Images are excluded; otherwise, output every record exactly.

═════ Dataset excerpts ═════

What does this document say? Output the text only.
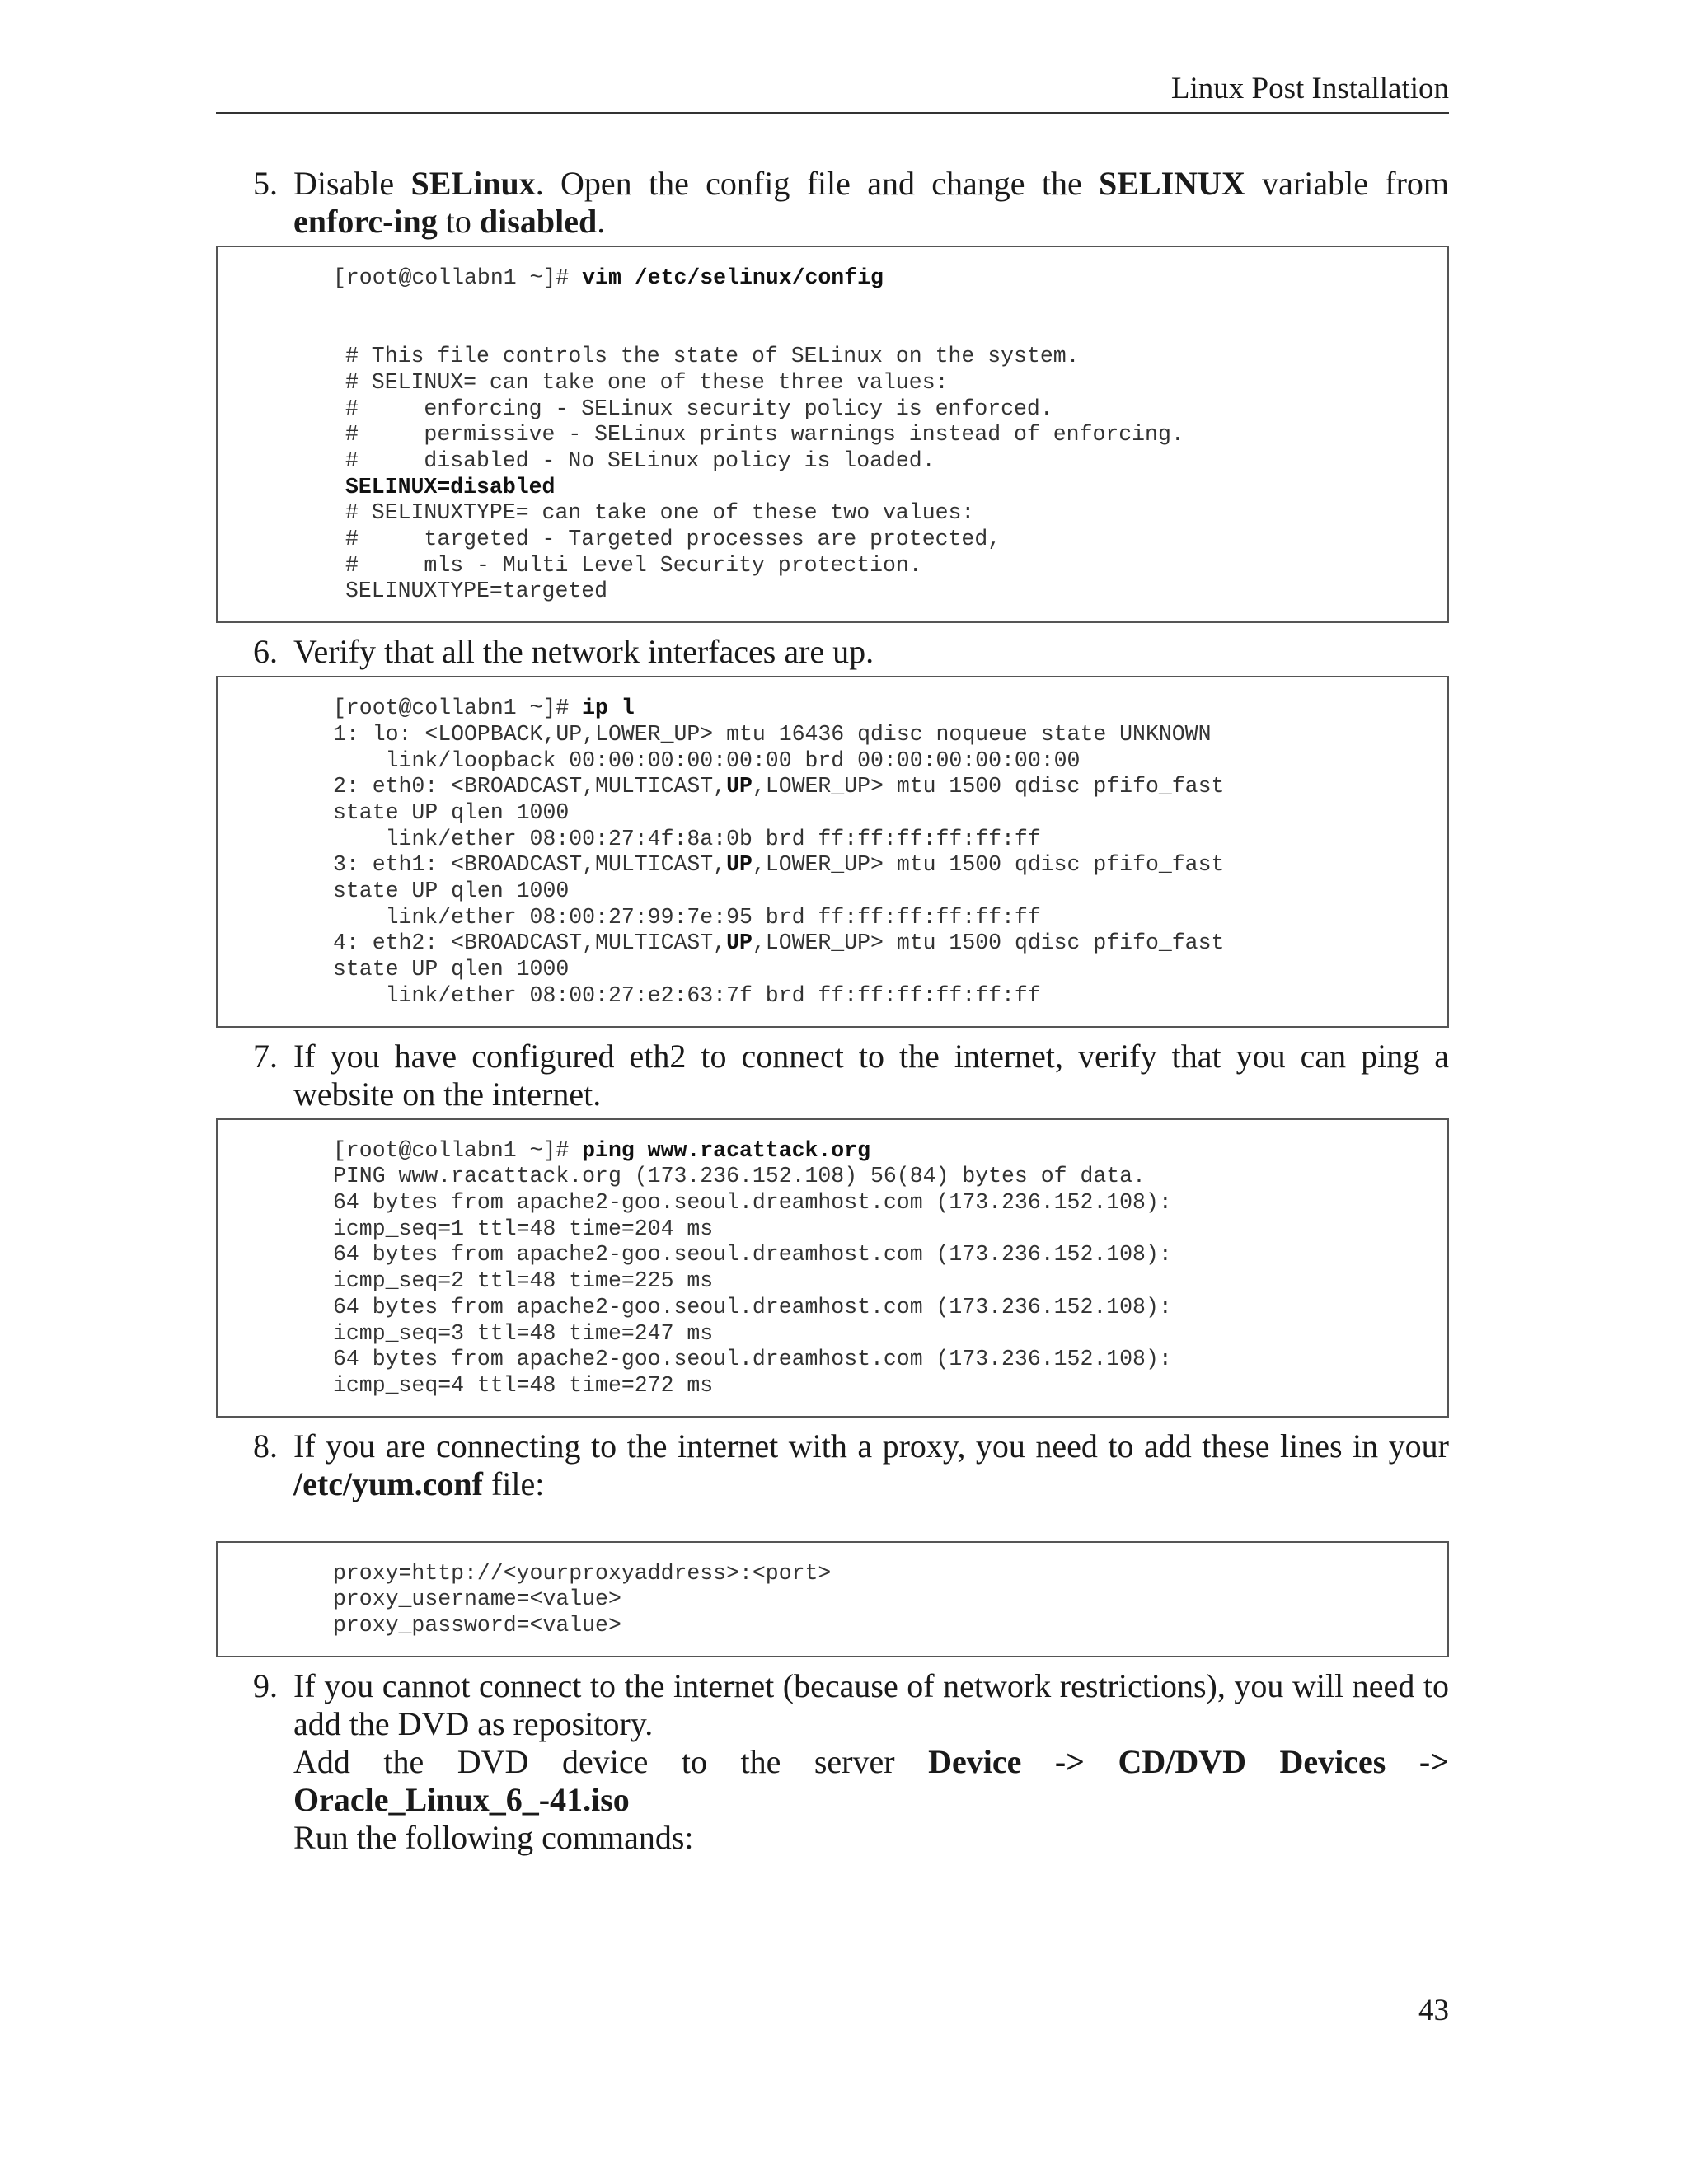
Linux Post Installation
5. Disable SELinux. Open the config file and change the SELINUX variable from enforc-ing to disabled.
[root@collabn1 ~]# vim /etc/selinux/config

# This file controls the state of SELinux on the system.
# SELINUX= can take one of these three values:
#     enforcing - SELinux security policy is enforced.
#     permissive - SELinux prints warnings instead of enforcing.
#     disabled - No SELinux policy is loaded.
SELINUX=disabled
# SELINUXTYPE= can take one of these two values:
#     targeted - Targeted processes are protected,
#     mls - Multi Level Security protection.
SELINUXTYPE=targeted
6. Verify that all the network interfaces are up.
[root@collabn1 ~]# ip l
1: lo: <LOOPBACK,UP,LOWER_UP> mtu 16436 qdisc noqueue state UNKNOWN
link/loopback 00:00:00:00:00:00 brd 00:00:00:00:00:00
2: eth0: <BROADCAST,MULTICAST,UP,LOWER_UP> mtu 1500 qdisc pfifo_fast
state UP qlen 1000
link/ether 08:00:27:4f:8a:0b brd ff:ff:ff:ff:ff:ff
3: eth1: <BROADCAST,MULTICAST,UP,LOWER_UP> mtu 1500 qdisc pfifo_fast
state UP qlen 1000
link/ether 08:00:27:99:7e:95 brd ff:ff:ff:ff:ff:ff
4: eth2: <BROADCAST,MULTICAST,UP,LOWER_UP> mtu 1500 qdisc pfifo_fast
state UP qlen 1000
link/ether 08:00:27:e2:63:7f brd ff:ff:ff:ff:ff:ff
7. If you have configured eth2 to connect to the internet, verify that you can ping a website on the internet.
[root@collabn1 ~]# ping www.racattack.org
PING www.racattack.org (173.236.152.108) 56(84) bytes of data.
64 bytes from apache2-goo.seoul.dreamhost.com (173.236.152.108):
icmp_seq=1 ttl=48 time=204 ms
64 bytes from apache2-goo.seoul.dreamhost.com (173.236.152.108):
icmp_seq=2 ttl=48 time=225 ms
64 bytes from apache2-goo.seoul.dreamhost.com (173.236.152.108):
icmp_seq=3 ttl=48 time=247 ms
64 bytes from apache2-goo.seoul.dreamhost.com (173.236.152.108):
icmp_seq=4 ttl=48 time=272 ms
8. If you are connecting to the internet with a proxy, you need to add these lines in your /etc/yum.conf file:
proxy=http://<yourproxyaddress>:<port>
proxy_username=<value>
proxy_password=<value>
9. If you cannot connect to the internet (because of network restrictions), you will need to add the DVD as repository.
Add the DVD device to the server Device -> CD/DVD Devices -> Oracle_Linux_6_-41.iso
Run the following commands:
43
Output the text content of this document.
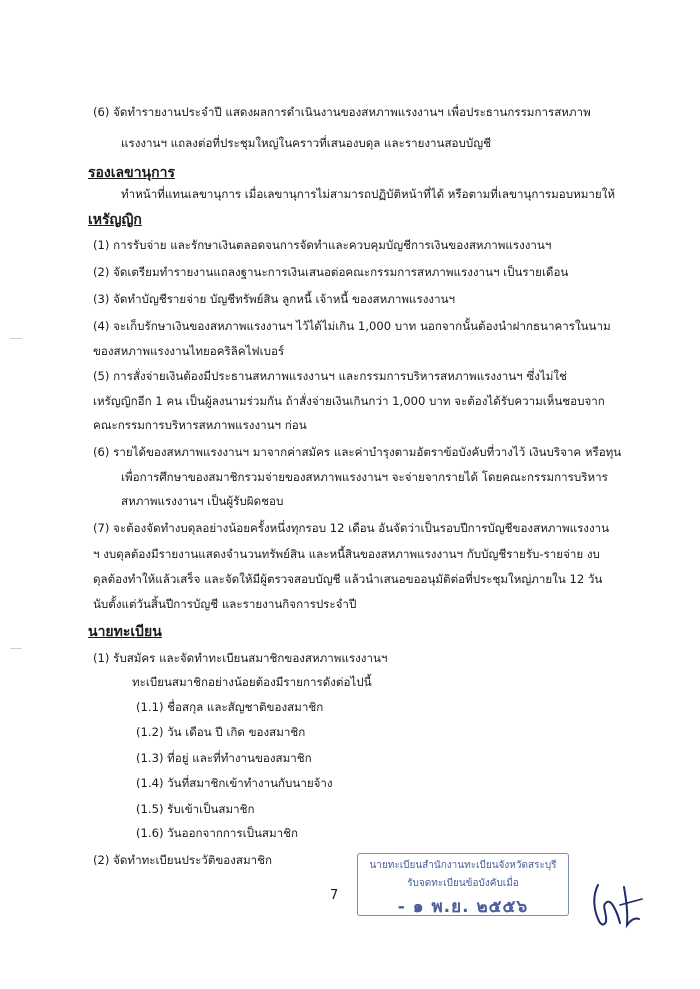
(6) จัดทำรายงานประจำปี แสดงผลการดำเนินงานของสหภาพแรงงานฯ เพื่อประธานกรรมการสหภาพ
แรงงานฯ แถลงต่อที่ประชุมใหญ่ในคราวที่เสนองบดุล และรายงานสอบบัญชี
รองเลขานุการ
ทำหน้าที่แทนเลขานุการ เมื่อเลขานุการไม่สามารถปฏิบัติหน้าที่ได้ หรือตามที่เลขานุการมอบหมายให้
เหรัญญิก
(1) การรับจ่าย และรักษาเงินตลอดจนการจัดทำและควบคุมบัญชีการเงินของสหภาพแรงงานฯ
(2) จัดเตรียมทำรายงานแถลงฐานะการเงินเสนอต่อคณะกรรมการสหภาพแรงงานฯ เป็นรายเดือน
(3) จัดทำบัญชีรายจ่าย บัญชีทรัพย์สิน ลูกหนี้ เจ้าหนี้ ของสหภาพแรงงานฯ
(4) จะเก็บรักษาเงินของสหภาพแรงงานฯ ไว้ได้ไม่เกิน 1,000 บาท นอกจากนั้นต้องนำฝากธนาคารในนาม
ของสหภาพแรงงานไทยอคริลิคไฟเบอร์
(5) การสั่งจ่ายเงินต้องมีประธานสหภาพแรงงานฯ และกรรมการบริหารสหภาพแรงงานฯ ซึ่งไม่ใช่
เหรัญญิกอีก 1 คน เป็นผู้ลงนามร่วมกัน ถ้าสั่งจ่ายเงินเกินกว่า 1,000 บาท จะต้องได้รับความเห็นชอบจาก
คณะกรรมการบริหารสหภาพแรงงานฯ ก่อน
(6) รายได้ของสหภาพแรงงานฯ มาจากค่าสมัคร และค่าบำรุงตามอัตราข้อบังคับที่วางไว้ เงินบริจาค หรือทุน
เพื่อการศึกษาของสมาชิกรวมจ่ายของสหภาพแรงงานฯ จะจ่ายจากรายได้ โดยคณะกรรมการบริหาร
สหภาพแรงงานฯ เป็นผู้รับผิดชอบ
(7) จะต้องจัดทำงบดุลอย่างน้อยครั้งหนึ่งทุกรอบ 12 เดือน อันจัดว่าเป็นรอบปีการบัญชีของสหภาพแรงงาน
ฯ งบดุลต้องมีรายงานแสดงจำนวนทรัพย์สิน และหนี้สินของสหภาพแรงงานฯ กับบัญชีรายรับ-รายจ่าย งบ
ดุลต้องทำให้แล้วเสร็จ และจัดให้มีผู้ตรวจสอบบัญชี แล้วนำเสนอขออนุมัติต่อที่ประชุมใหญ่ภายใน 12 วัน
นับตั้งแต่วันสิ้นปีการบัญชี และรายงานกิจการประจำปี
นายทะเบียน
(1) รับสมัคร และจัดทำทะเบียนสมาชิกของสหภาพแรงงานฯ
ทะเบียนสมาชิกอย่างน้อยต้องมีรายการดังต่อไปนี้
(1.1) ชื่อสกุล และสัญชาติของสมาชิก
(1.2) วัน เดือน ปี เกิด ของสมาชิก
(1.3) ที่อยู่ และที่ทำงานของสมาชิก
(1.4) วันที่สมาชิกเข้าทำงานกับนายจ้าง
(1.5) รับเข้าเป็นสมาชิก
(1.6) วันออกจากการเป็นสมาชิก
(2) จัดทำทะเบียนประวัติของสมาชิก
7
นายทะเบียนสำนักงานทะเบียนจังหวัดสระบุรี
รับจดทะเบียนข้อบังคับเมื่อ
- ๑ พ.ย. ๒๕๕๖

═════

▶ Answer for this exercise
What does this document say? Output the text only.
Linux Post Installation
5. Disable SELinux. Open the config file and change the SELINUX variable from enforc-ing to disabled.
[root@collabn1 ~]# vim /etc/selinux/config

# This file controls the state of SELinux on the system.
# SELINUX= can take one of these three values:
#     enforcing - SELinux security policy is enforced.
#     permissive - SELinux prints warnings instead of enforcing.
#     disabled - No SELinux policy is loaded.
SELINUX=disabled
# SELINUXTYPE= can take one of these two values:
#     targeted - Targeted processes are protected,
#     mls - Multi Level Security protection.
SELINUXTYPE=targeted
6. Verify that all the network interfaces are up.
[root@collabn1 ~]# ip l
1: lo: <LOOPBACK,UP,LOWER_UP> mtu 16436 qdisc noqueue state UNKNOWN
link/loopback 00:00:00:00:00:00 brd 00:00:00:00:00:00
2: eth0: <BROADCAST,MULTICAST,UP,LOWER_UP> mtu 1500 qdisc pfifo_fast
state UP qlen 1000
link/ether 08:00:27:4f:8a:0b brd ff:ff:ff:ff:ff:ff
3: eth1: <BROADCAST,MULTICAST,UP,LOWER_UP> mtu 1500 qdisc pfifo_fast
state UP qlen 1000
link/ether 08:00:27:99:7e:95 brd ff:ff:ff:ff:ff:ff
4: eth2: <BROADCAST,MULTICAST,UP,LOWER_UP> mtu 1500 qdisc pfifo_fast
state UP qlen 1000
link/ether 08:00:27:e2:63:7f brd ff:ff:ff:ff:ff:ff
7. If you have configured eth2 to connect to the internet, verify that you can ping a website on the internet.
[root@collabn1 ~]# ping www.racattack.org
PING www.racattack.org (173.236.152.108) 56(84) bytes of data.
64 bytes from apache2-goo.seoul.dreamhost.com (173.236.152.108):
icmp_seq=1 ttl=48 time=204 ms
64 bytes from apache2-goo.seoul.dreamhost.com (173.236.152.108):
icmp_seq=2 ttl=48 time=225 ms
64 bytes from apache2-goo.seoul.dreamhost.com (173.236.152.108):
icmp_seq=3 ttl=48 time=247 ms
64 bytes from apache2-goo.seoul.dreamhost.com (173.236.152.108):
icmp_seq=4 ttl=48 time=272 ms
8. If you are connecting to the internet with a proxy, you need to add these lines in your /etc/yum.conf file:
proxy=http://<yourproxyaddress>:<port>
proxy_username=<value>
proxy_password=<value>
9. If you cannot connect to the internet (because of network restrictions), you will need to add the DVD as repository.
Add the DVD device to the server Device -> CD/DVD Devices -> Oracle_Linux_6_-41.iso
Run the following commands:
43
Output the text content of this document.
(6) จัดทำรายงานประจำปี แสดงผลการดำเนินงานของสหภาพแรงงานฯ เพื่อประธานกรรมการสหภาพ
แรงงานฯ แถลงต่อที่ประชุมใหญ่ในคราวที่เสนองบดุล และรายงานสอบบัญชี
รองเลขานุการ
ทำหน้าที่แทนเลขานุการ เมื่อเลขานุการไม่สามารถปฏิบัติหน้าที่ได้ หรือตามที่เลขานุการมอบหมายให้
เหรัญญิก
(1) การรับจ่าย และรักษาเงินตลอดจนการจัดทำและควบคุมบัญชีการเงินของสหภาพแรงงานฯ
(2) จัดเตรียมทำรายงานแถลงฐานะการเงินเสนอต่อคณะกรรมการสหภาพแรงงานฯ เป็นรายเดือน
(3) จัดทำบัญชีรายจ่าย บัญชีทรัพย์สิน ลูกหนี้ เจ้าหนี้ ของสหภาพแรงงานฯ
(4) จะเก็บรักษาเงินของสหภาพแรงงานฯ ไว้ได้ไม่เกิน 1,000 บาท นอกจากนั้นต้องนำฝากธนาคารในนาม
ของสหภาพแรงงานไทยอคริลิคไฟเบอร์
(5) การสั่งจ่ายเงินต้องมีประธานสหภาพแรงงานฯ และกรรมการบริหารสหภาพแรงงานฯ ซึ่งไม่ใช่
เหรัญญิกอีก 1 คน เป็นผู้ลงนามร่วมกัน ถ้าสั่งจ่ายเงินเกินกว่า 1,000 บาท จะต้องได้รับความเห็นชอบจาก
คณะกรรมการบริหารสหภาพแรงงานฯ ก่อน
(6) รายได้ของสหภาพแรงงานฯ มาจากค่าสมัคร และค่าบำรุงตามอัตราข้อบังคับที่วางไว้ เงินบริจาค หรือทุน
เพื่อการศึกษาของสมาชิกรวมจ่ายของสหภาพแรงงานฯ จะจ่ายจากรายได้ โดยคณะกรรมการบริหาร
สหภาพแรงงานฯ เป็นผู้รับผิดชอบ
(7) จะต้องจัดทำงบดุลอย่างน้อยครั้งหนึ่งทุกรอบ 12 เดือน อันจัดว่าเป็นรอบปีการบัญชีของสหภาพแรงงาน
ฯ งบดุลต้องมีรายงานแสดงจำนวนทรัพย์สิน และหนี้สินของสหภาพแรงงานฯ กับบัญชีรายรับ-รายจ่าย งบ
ดุลต้องทำให้แล้วเสร็จ และจัดให้มีผู้ตรวจสอบบัญชี แล้วนำเสนอขออนุมัติต่อที่ประชุมใหญ่ภายใน 12 วัน
นับตั้งแต่วันสิ้นปีการบัญชี และรายงานกิจการประจำปี
นายทะเบียน
(1) รับสมัคร และจัดทำทะเบียนสมาชิกของสหภาพแรงงานฯ
ทะเบียนสมาชิกอย่างน้อยต้องมีรายการดังต่อไปนี้
(1.1) ชื่อสกุล และสัญชาติของสมาชิก
(1.2) วัน เดือน ปี เกิด ของสมาชิก
(1.3) ที่อยู่ และที่ทำงานของสมาชิก
(1.4) วันที่สมาชิกเข้าทำงานกับนายจ้าง
(1.5) รับเข้าเป็นสมาชิก
(1.6) วันออกจากการเป็นสมาชิก
(2) จัดทำทะเบียนประวัติของสมาชิก
7
นายทะเบียนสำนักงานทะเบียนจังหวัดสระบุรี
รับจดทะเบียนข้อบังคับเมื่อ
- ๑ พ.ย. ๒๕๕๖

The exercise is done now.